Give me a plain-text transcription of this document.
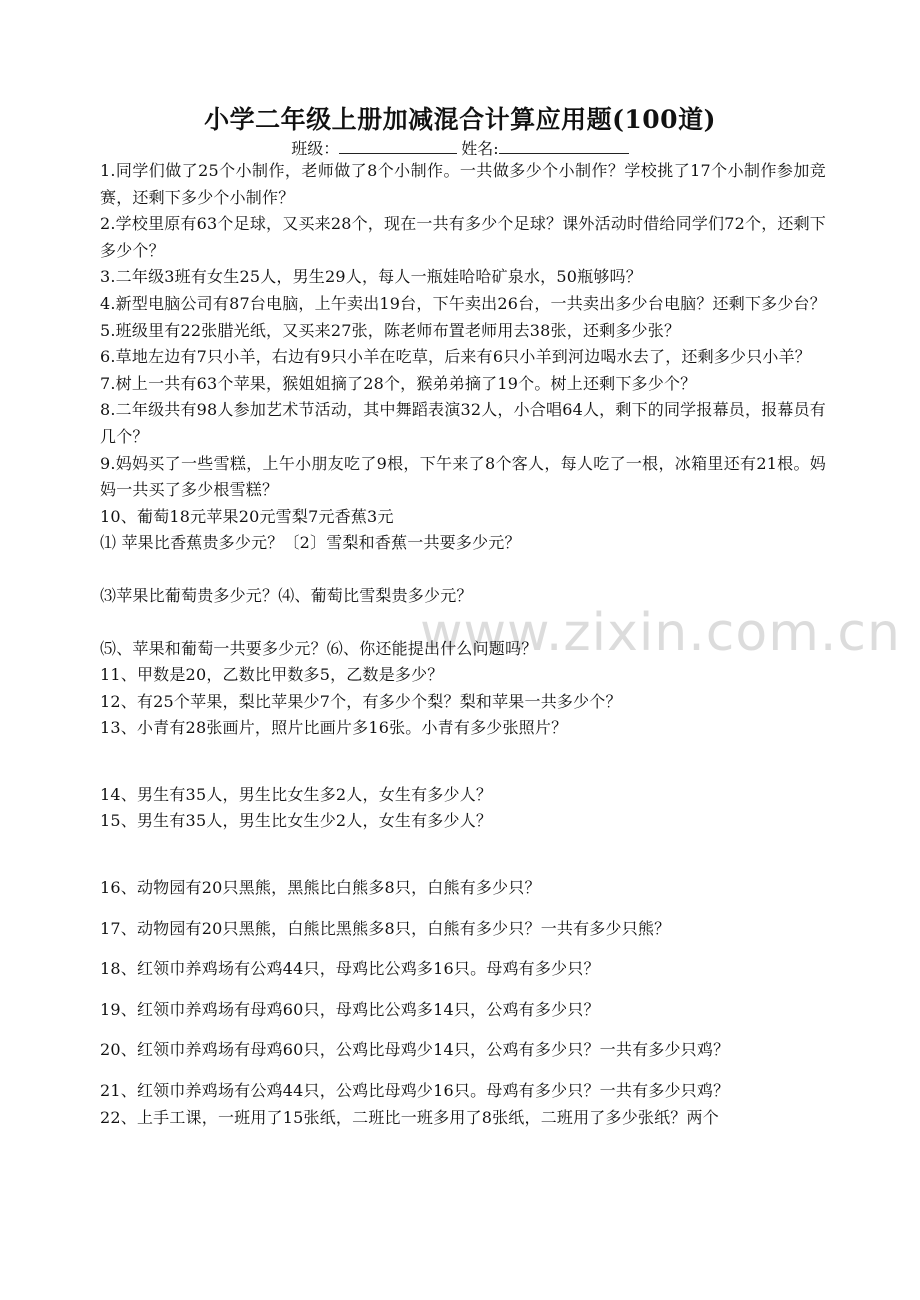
小学二年级上册加减混合计算应用题(100道)
班级：	姓名:
www.zixin.com.cn

1.同学们做了25个小制作，老师做了8个小制作。一共做多少个小制作？学校挑了17个小制作参加竞赛，还剩下多少个小制作？

2.学校里原有63个足球，又买来28个，现在一共有多少个足球？课外活动时借给同学们72个，还剩下多少个？

3.二年级3班有女生25人，男生29人，每人一瓶娃哈哈矿泉水，50瓶够吗？

4.新型电脑公司有87台电脑，上午卖出19台，下午卖出26台，一共卖出多少台电脑？还剩下多少台？

5.班级里有22张腊光纸，又买来27张，陈老师布置老师用去38张，还剩多少张？

6.草地左边有7只小羊，右边有9只小羊在吃草，后来有6只小羊到河边喝水去了，还剩多少只小羊？

7.树上一共有63个苹果，猴姐姐摘了28个，猴弟弟摘了19个。树上还剩下多少个？

8.二年级共有98人参加艺术节活动，其中舞蹈表演32人，小合唱64人，剩下的同学报幕员，报幕员有几个？

9.妈妈买了一些雪糕，上午小朋友吃了9根，下午来了8个客人，每人吃了一根，冰箱里还有21根。妈妈一共买了多少根雪糕？

10、葡萄18元苹果20元雪梨7元香蕉3元

⑴ 苹果比香蕉贵多少元？〔2〕雪梨和香蕉一共要多少元？

⑶苹果比葡萄贵多少元？⑷、葡萄比雪梨贵多少元？

⑸、苹果和葡萄一共要多少元？⑹、你还能提出什么问题吗？

11、甲数是20，乙数比甲数多5，乙数是多少？

12、有25个苹果，梨比苹果少7个，有多少个梨？梨和苹果一共多少个？

13、小青有28张画片，照片比画片多16张。小青有多少张照片？

14、男生有35人，男生比女生多2人，女生有多少人？

15、男生有35人，男生比女生少2人，女生有多少人？

16、动物园有20只黑熊，黑熊比白熊多8只，白熊有多少只？

17、动物园有20只黑熊，白熊比黑熊多8只，白熊有多少只？一共有多少只熊？

18、红领巾养鸡场有公鸡44只，母鸡比公鸡多16只。母鸡有多少只？

19、红领巾养鸡场有母鸡60只，母鸡比公鸡多14只，公鸡有多少只？

20、红领巾养鸡场有母鸡60只，公鸡比母鸡少14只，公鸡有多少只？一共有多少只鸡？

21、红领巾养鸡场有公鸡44只，公鸡比母鸡少16只。母鸡有多少只？一共有多少只鸡？

22、上手工课，一班用了15张纸，二班比一班多用了8张纸，二班用了多少张纸？两个
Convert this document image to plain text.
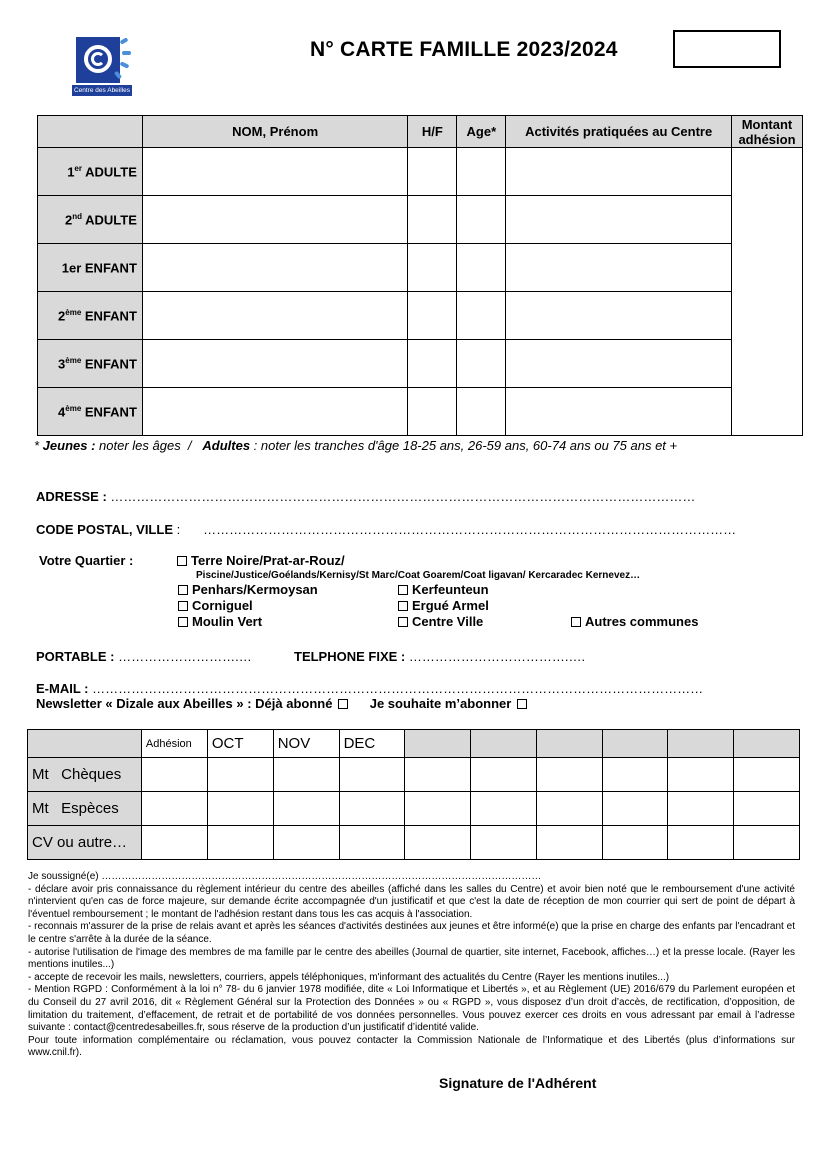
Centre des Abeilles
N° CARTE FAMILLE 2023/2024
	NOM, Prénom	H/F	Age*	Activités pratiquées au Centre	Montant
adhésion
1er ADULTE					
2nd ADULTE					
1er ENFANT					
2ème ENFANT					
3ème ENFANT					
4ème ENFANT					
* Jeunes : noter les âges  /   Adultes : noter les tranches d'âge 18-25 ans, 26-59 ans, 60-74 ans ou 75 ans et +
ADRESSE : ………………………………………………………………………………………………………………………
CODE POSTAL, VILLE :   ……………………………………………………………………………………………………………
Votre Quartier :	Terre Noire/Prat-ar-Rouz/
Piscine/Justice/Goélands/Kernisy/St Marc/Coat Goarem/Coat ligavan/ Kercaradec Kernevez…
Penhars/Kermoysan	Kerfeunteun
Corniguel	Ergué Armel
Moulin Vert	Centre Ville	Autres communes
PORTABLE : ……………………….…	TELPHONE FIXE : ……………………………….….
E-MAIL : ……………………………………………………………………………………………………………………………
Newsletter « Dizale aux Abeilles » : Déjà abonné	Je souhaite m’abonner
	Adhésion	OCT	NOV	DEC						
Mt   Chèques										
Mt   Espèces										
CV ou autre…										

Je soussigné(e) ……………………………………………………………………………………………………………………

- déclare avoir pris connaissance du règlement intérieur du centre des abeilles (affiché dans les salles du Centre) et avoir bien noté que le remboursement d'une activité n'intervient qu'en cas de force majeure, sur demande écrite accompagnée d'un justificatif et que c'est la date de réception de mon courrier qui sert de point de départ à l'éventuel remboursement ; le montant de l'adhésion restant dans tous les cas acquis à l'association.

- reconnais m'assurer de la prise de relais avant et après les séances d'activités destinées aux jeunes et être informé(e) que la prise en charge des enfants par l'encadrant et le centre s'arrête à la durée de la séance.

- autorise l'utilisation de l'image des membres de ma famille par le centre des abeilles (Journal de quartier, site internet, Facebook, affiches…) et la presse locale. (Rayer les mentions inutiles...)

- accepte de recevoir les mails, newsletters, courriers, appels téléphoniques, m'informant des actualités du Centre (Rayer les mentions inutiles...)

- Mention RGPD : Conformément à la loi n° 78- du 6 janvier 1978 modifiée, dite « Loi Informatique et Libertés », et au Règlement (UE) 2016/679 du Parlement européen et du Conseil du 27 avril 2016, dit « Règlement Général sur la Protection des Données » ou « RGPD », vous disposez d’un droit d’accès, de rectification, d’opposition, de limitation du traitement, d’effacement, de retrait et de portabilité de vos données personnelles. Vous pouvez exercer ces droits en vous adressant par email à l’adresse suivante : contact@centredesabeilles.fr, sous réserve de la production d’un justificatif d’identité valide.

Pour toute information complémentaire ou réclamation, vous pouvez contacter la Commission Nationale de l’Informatique et des Libertés (plus d’informations sur www.cnil.fr).

Signature de l'Adhérent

===

» **Description of the task**
Gather all lines of the records that include the word "justificatif".

» **Full output**
- déclare avoir pris connaissance du règlement intérieur du centre des abeilles (affiché dans les salles du Centre) et avoir bien noté que le remboursement d'une activité n'intervient qu'en cas de force majeure, sur demande écrite accompagnée d'un justificatif et que c'est la date de réception de mon courrier qui sert de point de départ à l'éventuel remboursement ; le montant de l'adhésion restant dans tous les cas acquis à l'association.
- Mention RGPD : Conformément à la loi n° 78- du 6 janvier 1978 modifiée, dite « Loi Informatique et Libertés », et au Règlement (UE) 2016/679 du Parlement européen et du Conseil du 27 avril 2016, dit « Règlement Général sur la Protection des Données » ou « RGPD », vous disposez d’un droit d’accès, de rectification, d’opposition, de limitation du traitement, d’effacement, de retrait et de portabilité de vos données personnelles. Vous pouvez exercer ces droits en vous adressant par email à l’adresse suivante : contact@centredesabeilles.fr, sous réserve de la production d’un justificatif d’identité valide.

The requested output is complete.